▶
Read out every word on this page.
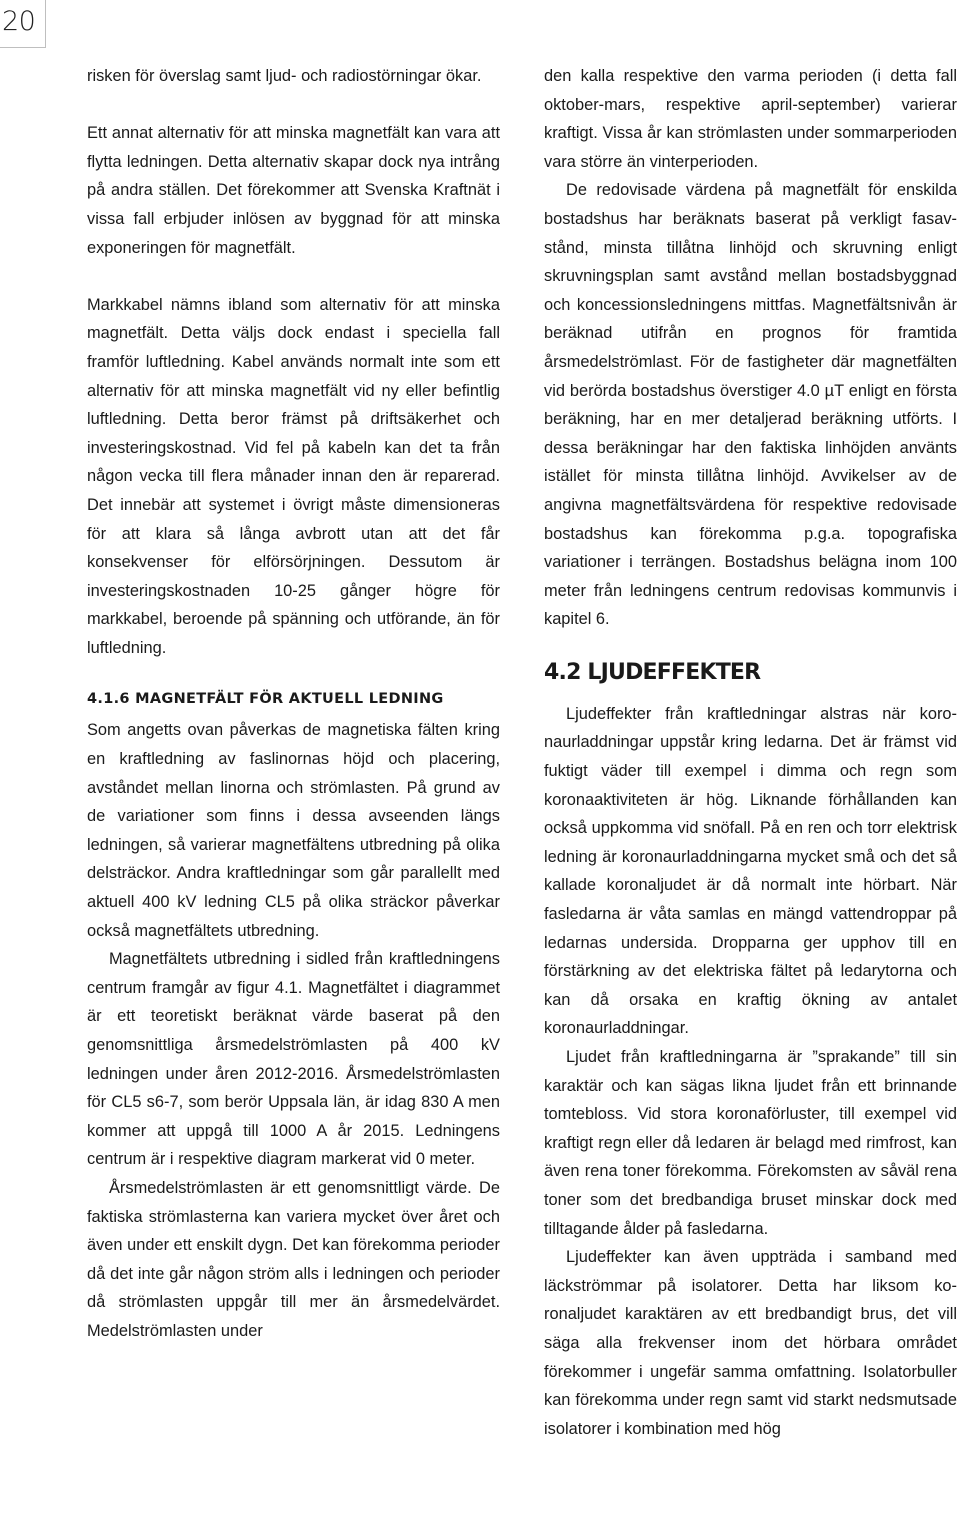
20

risken för överslag samt ljud- och radiostörningar ökar.

Ett annat alternativ för att minska magnetfält kan vara att flytta ledningen. Detta alternativ skapar dock nya intrång på andra ställen. Det förekommer att Svenska Kraftnät i vissa fall erbjuder inlösen av byggnad för att minska exponeringen för magnetfält.

Markkabel nämns ibland som alternativ för att minska magnetfält. Detta väljs dock endast i speciella fall framför luftledning. Kabel används normalt inte som ett alternativ för att minska magnetfält vid ny eller befintlig luftledning. Detta beror främst på driftsäkerhet och investeringskostnad. Vid fel på kabeln kan det ta från någon vecka till flera månader innan den är reparerad. Det innebär att systemet i övrigt måste dimensioneras för att klara så långa avbrott utan att det får konsekvenser för elförsörjningen. Dessutom är investeringskostnaden 10-25 gånger högre för markkabel, beroende på spänning och utförande, än för luftledning.

4.1.6 MAGNETFÄLT FÖR AKTUELL LEDNING

Som angetts ovan påverkas de magnetiska fälten kring en kraftledning av faslinornas höjd och placering, avståndet mellan linorna och strömlasten. På grund av de variationer som finns i dessa avseenden längs ledningen, så varierar magnetfältens utbredning på olika delsträckor. Andra kraftledningar som går parallellt med aktuell 400 kV ledning CL5 på olika sträckor påverkar också magnetfältets utbredning.

Magnetfältets utbredning i sidled från kraftledningens centrum framgår av figur 4.1. Magnetfältet i diagrammet är ett teoretiskt beräknat värde baserat på den genomsnittliga årsmedelströmlasten på 400 kV ledningen under åren 2012-2016. Årsmedelströmlasten för CL5 s6-7, som berör Uppsala län, är idag 830 A men kommer att uppgå till 1000 A år 2015. Ledningens centrum är i respektive diagram markerat vid 0 meter.

Årsmedelströmlasten är ett genomsnittligt värde. De faktiska strömlasterna kan variera mycket över året och även under ett enskilt dygn. Det kan förekomma perioder då det inte går någon ström alls i ledningen och perioder då strömlasten uppgår till mer än årsmedelvärdet. Medelströmlasten under

den kalla respektive den varma perioden (i detta fall oktober-mars, respektive april-september) varierar kraftigt. Vissa år kan strömlasten under sommarperioden vara större än vinterperioden.

De redovisade värdena på magnetfält för enskilda bostadshus har beräknats baserat på verkligt fasavstånd, minsta tillåtna linhöjd och skruvning enligt skruvningsplan samt avstånd mellan bostadsbyggnad och koncessionsledningens mittfas. Magnetfältsnivån är beräknad utifrån en prognos för framtida årsmedelströmlast. För de fastigheter där magnetfälten vid berörda bostadshus överstiger 4.0 µT enligt en första beräkning, har en mer detaljerad beräkning utförts. I dessa beräkningar har den faktiska linhöjden använts istället för minsta tillåtna linhöjd. Avvikelser av de angivna magnetfältsvärdena för respektive redovisade bostadshus kan förekomma p.g.a. topografiska variationer i terrängen. Bostadshus belägna inom 100 meter från ledningens centrum redovisas kommunvis i kapitel 6.

4.2 LJUDEFFEKTER

Ljudeffekter från kraftledningar alstras när koronaurladdningar uppstår kring ledarna. Det är främst vid fuktigt väder till exempel i dimma och regn som koronaaktiviteten är hög. Liknande förhållanden kan också uppkomma vid snöfall. På en ren och torr elektrisk ledning är koronaurladdningarna mycket små och det så kallade koronaljudet är då normalt inte hörbart. När fasledarna är våta samlas en mängd vattendroppar på ledarnas undersida. Dropparna ger upphov till en förstärkning av det elektriska fältet på ledarytorna och kan då orsaka en kraftig ökning av antalet koronaurladdningar.

Ljudet från kraftledningarna är ”sprakande” till sin karaktär och kan sägas likna ljudet från ett brinnande tomtebloss. Vid stora koronaförluster, till exempel vid kraftigt regn eller då ledaren är belagd med rimfrost, kan även rena toner förekomma. Förekomsten av såväl rena toner som det bredbandiga bruset minskar dock med tilltagande ålder på fasledarna.

Ljudeffekter kan även uppträda i samband med läckströmmar på isolatorer. Detta har liksom koronaljudet karaktären av ett bredbandigt brus, det vill säga alla frekvenser inom det hörbara området förekommer i ungefär samma omfattning. Isolatorbuller kan förekomma under regn samt vid starkt nedsmutsade isolatorer i kombination med hög
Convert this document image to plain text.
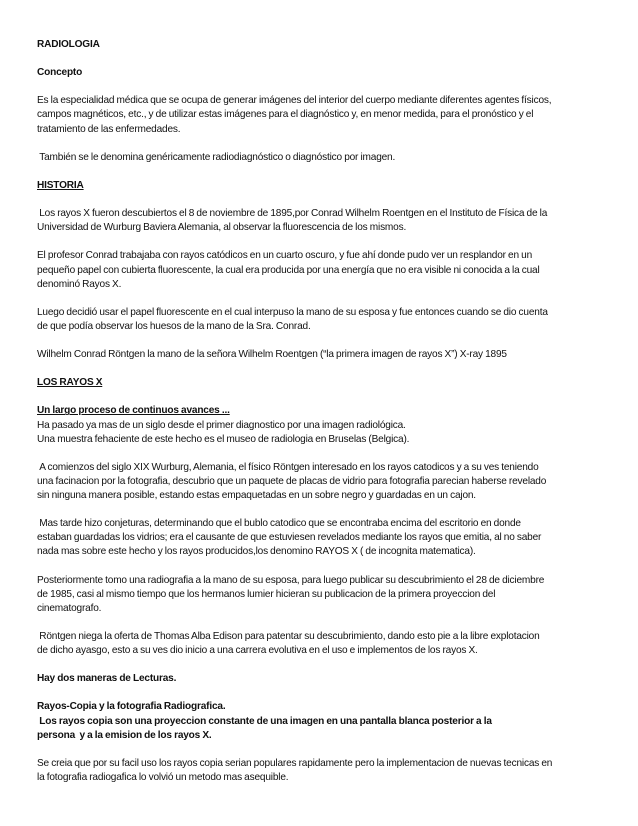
RADIOLOGIA

Concepto

Es la especialidad médica que se ocupa de generar imágenes del interior del cuerpo mediante diferentes agentes físicos,
campos magnéticos, etc., y de utilizar estas imágenes para el diagnóstico y, en menor medida, para el pronóstico y el
tratamiento de las enfermedades.

También se le denomina genéricamente radiodiagnóstico o diagnóstico por imagen.

HISTORIA

Los rayos X fueron descubiertos el 8 de noviembre de 1895,por Conrad Wilhelm Roentgen en el Instituto de Física de la
Universidad de Wurburg Baviera Alemania, al observar la fluorescencia de los mismos.

El profesor Conrad trabajaba con rayos catódicos en un cuarto oscuro, y fue ahí donde pudo ver un resplandor en un
pequeño papel con cubierta fluorescente, la cual era producida por una energía que no era visible ni conocida a la cual
denominó Rayos X.

Luego decidió usar el papel fluorescente en el cual interpuso la mano de su esposa y fue entonces cuando se dio cuenta
de que podía observar los huesos de la mano de la Sra. Conrad.

Wilhelm Conrad Röntgen la mano de la señora Wilhelm Roentgen (“la primera imagen de rayos X”) X-ray 1895

LOS RAYOS X

Un largo proceso de continuos avances ...

Ha pasado ya mas de un siglo desde el primer diagnostico por una imagen radiológica.
Una muestra fehaciente de este hecho es el museo de radiologia en Bruselas (Belgica).

A comienzos del siglo XIX Wurburg, Alemania, el físico Röntgen interesado en los rayos catodicos y a su ves teniendo
una facinacion por la fotografia, descubrio que un paquete de placas de vidrio para fotografia parecian haberse revelado
sin ninguna manera posible, estando estas empaquetadas en un sobre negro y guardadas en un cajon.

Mas tarde hizo conjeturas, determinando que el bublo catodico que se encontraba encima del escritorio en donde
estaban guardadas los vidrios; era el causante de que estuviesen revelados mediante los rayos que emitia, al no saber
nada mas sobre este hecho y los rayos producidos,los denomino RAYOS X ( de incognita matematica).

Posteriormente tomo una radiografia a la mano de su esposa, para luego publicar su descubrimiento el 28 de diciembre
de 1985, casi al mismo tiempo que los hermanos lumier hicieran su publicacion de la primera proyeccion del
cinematografo.

Röntgen niega la oferta de Thomas Alba Edison para patentar su descubrimiento, dando esto pie a la libre explotacion
de dicho ayasgo, esto a su ves dio inicio a una carrera evolutiva en el uso e implementos de los rayos X.

Hay dos maneras de Lecturas.

Rayos-Copia y la fotografia Radiografica.
Los rayos copia son una proyeccion constante de una imagen en una pantalla blanca posterior a la
persona  y a la emision de los rayos X.

Se creia que por su facil uso los rayos copia serian populares rapidamente pero la implementacion de nuevas tecnicas en
la fotografia radiogafica lo volvió un metodo mas asequible.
◀
[To do]: The material above must be set down word for word, with no picture carried over.

[Written response]:
Read out every word on this page.
20

risken för överslag samt ljud- och radiostörningar ökar.

Ett annat alternativ för att minska magnetfält kan vara att flytta ledningen. Detta alternativ skapar dock nya intrång på andra ställen. Det förekommer att Svenska Kraftnät i vissa fall erbjuder inlösen av byggnad för att minska exponeringen för magnetfält.

Markkabel nämns ibland som alternativ för att minska magnetfält. Detta väljs dock endast i speciella fall framför luftledning. Kabel används normalt inte som ett alternativ för att minska magnetfält vid ny eller befintlig luftledning. Detta beror främst på driftsäkerhet och investeringskostnad. Vid fel på kabeln kan det ta från någon vecka till flera månader innan den är reparerad. Det innebär att systemet i övrigt måste dimensioneras för att klara så långa avbrott utan att det får konsekvenser för elförsörjningen. Dessutom är investeringskostnaden 10-25 gånger högre för markkabel, beroende på spänning och utförande, än för luftledning.

4.1.6 MAGNETFÄLT FÖR AKTUELL LEDNING

Som angetts ovan påverkas de magnetiska fälten kring en kraftledning av faslinornas höjd och placering, avståndet mellan linorna och strömlasten. På grund av de variationer som finns i dessa avseenden längs ledningen, så varierar magnetfältens utbredning på olika delsträckor. Andra kraftledningar som går parallellt med aktuell 400 kV ledning CL5 på olika sträckor påverkar också magnetfältets utbredning.

Magnetfältets utbredning i sidled från kraftledningens centrum framgår av figur 4.1. Magnetfältet i diagrammet är ett teoretiskt beräknat värde baserat på den genomsnittliga årsmedelströmlasten på 400 kV ledningen under åren 2012-2016. Årsmedelströmlasten för CL5 s6-7, som berör Uppsala län, är idag 830 A men kommer att uppgå till 1000 A år 2015. Ledningens centrum är i respektive diagram markerat vid 0 meter.

Årsmedelströmlasten är ett genomsnittligt värde. De faktiska strömlasterna kan variera mycket över året och även under ett enskilt dygn. Det kan förekomma perioder då det inte går någon ström alls i ledningen och perioder då strömlasten uppgår till mer än årsmedelvärdet. Medelströmlasten under

den kalla respektive den varma perioden (i detta fall oktober-mars, respektive april-september) varierar kraftigt. Vissa år kan strömlasten under sommarperioden vara större än vinterperioden.

De redovisade värdena på magnetfält för enskilda bostadshus har beräknats baserat på verkligt fasavstånd, minsta tillåtna linhöjd och skruvning enligt skruvningsplan samt avstånd mellan bostadsbyggnad och koncessionsledningens mittfas. Magnetfältsnivån är beräknad utifrån en prognos för framtida årsmedelströmlast. För de fastigheter där magnetfälten vid berörda bostadshus överstiger 4.0 µT enligt en första beräkning, har en mer detaljerad beräkning utförts. I dessa beräkningar har den faktiska linhöjden använts istället för minsta tillåtna linhöjd. Avvikelser av de angivna magnetfältsvärdena för respektive redovisade bostadshus kan förekomma p.g.a. topografiska variationer i terrängen. Bostadshus belägna inom 100 meter från ledningens centrum redovisas kommunvis i kapitel 6.

4.2 LJUDEFFEKTER

Ljudeffekter från kraftledningar alstras när koronaurladdningar uppstår kring ledarna. Det är främst vid fuktigt väder till exempel i dimma och regn som koronaaktiviteten är hög. Liknande förhållanden kan också uppkomma vid snöfall. På en ren och torr elektrisk ledning är koronaurladdningarna mycket små och det så kallade koronaljudet är då normalt inte hörbart. När fasledarna är våta samlas en mängd vattendroppar på ledarnas undersida. Dropparna ger upphov till en förstärkning av det elektriska fältet på ledarytorna och kan då orsaka en kraftig ökning av antalet koronaurladdningar.

Ljudet från kraftledningarna är ”sprakande” till sin karaktär och kan sägas likna ljudet från ett brinnande tomtebloss. Vid stora koronaförluster, till exempel vid kraftigt regn eller då ledaren är belagd med rimfrost, kan även rena toner förekomma. Förekomsten av såväl rena toner som det bredbandiga bruset minskar dock med tilltagande ålder på fasledarna.

Ljudeffekter kan även uppträda i samband med läckströmmar på isolatorer. Detta har liksom koronaljudet karaktären av ett bredbandigt brus, det vill säga alla frekvenser inom det hörbara området förekommer i ungefär samma omfattning. Isolatorbuller kan förekomma under regn samt vid starkt nedsmutsade isolatorer i kombination med hög
Convert this document image to plain text.
RADIOLOGIA

Concepto

Es la especialidad médica que se ocupa de generar imágenes del interior del cuerpo mediante diferentes agentes físicos,
campos magnéticos, etc., y de utilizar estas imágenes para el diagnóstico y, en menor medida, para el pronóstico y el
tratamiento de las enfermedades.

También se le denomina genéricamente radiodiagnóstico o diagnóstico por imagen.

HISTORIA

Los rayos X fueron descubiertos el 8 de noviembre de 1895,por Conrad Wilhelm Roentgen en el Instituto de Física de la
Universidad de Wurburg Baviera Alemania, al observar la fluorescencia de los mismos.

El profesor Conrad trabajaba con rayos catódicos en un cuarto oscuro, y fue ahí donde pudo ver un resplandor en un
pequeño papel con cubierta fluorescente, la cual era producida por una energía que no era visible ni conocida a la cual
denominó Rayos X.

Luego decidió usar el papel fluorescente en el cual interpuso la mano de su esposa y fue entonces cuando se dio cuenta
de que podía observar los huesos de la mano de la Sra. Conrad.

Wilhelm Conrad Röntgen la mano de la señora Wilhelm Roentgen (“la primera imagen de rayos X”) X-ray 1895

LOS RAYOS X

Un largo proceso de continuos avances ...

Ha pasado ya mas de un siglo desde el primer diagnostico por una imagen radiológica.
Una muestra fehaciente de este hecho es el museo de radiologia en Bruselas (Belgica).

A comienzos del siglo XIX Wurburg, Alemania, el físico Röntgen interesado en los rayos catodicos y a su ves teniendo
una facinacion por la fotografia, descubrio que un paquete de placas de vidrio para fotografia parecian haberse revelado
sin ninguna manera posible, estando estas empaquetadas en un sobre negro y guardadas en un cajon.

Mas tarde hizo conjeturas, determinando que el bublo catodico que se encontraba encima del escritorio en donde
estaban guardadas los vidrios; era el causante de que estuviesen revelados mediante los rayos que emitia, al no saber
nada mas sobre este hecho y los rayos producidos,los denomino RAYOS X ( de incognita matematica).

Posteriormente tomo una radiografia a la mano de su esposa, para luego publicar su descubrimiento el 28 de diciembre
de 1985, casi al mismo tiempo que los hermanos lumier hicieran su publicacion de la primera proyeccion del
cinematografo.

Röntgen niega la oferta de Thomas Alba Edison para patentar su descubrimiento, dando esto pie a la libre explotacion
de dicho ayasgo, esto a su ves dio inicio a una carrera evolutiva en el uso e implementos de los rayos X.

Hay dos maneras de Lecturas.

Rayos-Copia y la fotografia Radiografica.
Los rayos copia son una proyeccion constante de una imagen en una pantalla blanca posterior a la
persona  y a la emision de los rayos X.

Se creia que por su facil uso los rayos copia serian populares rapidamente pero la implementacion de nuevas tecnicas en
la fotografia radiogafica lo volvió un metodo mas asequible.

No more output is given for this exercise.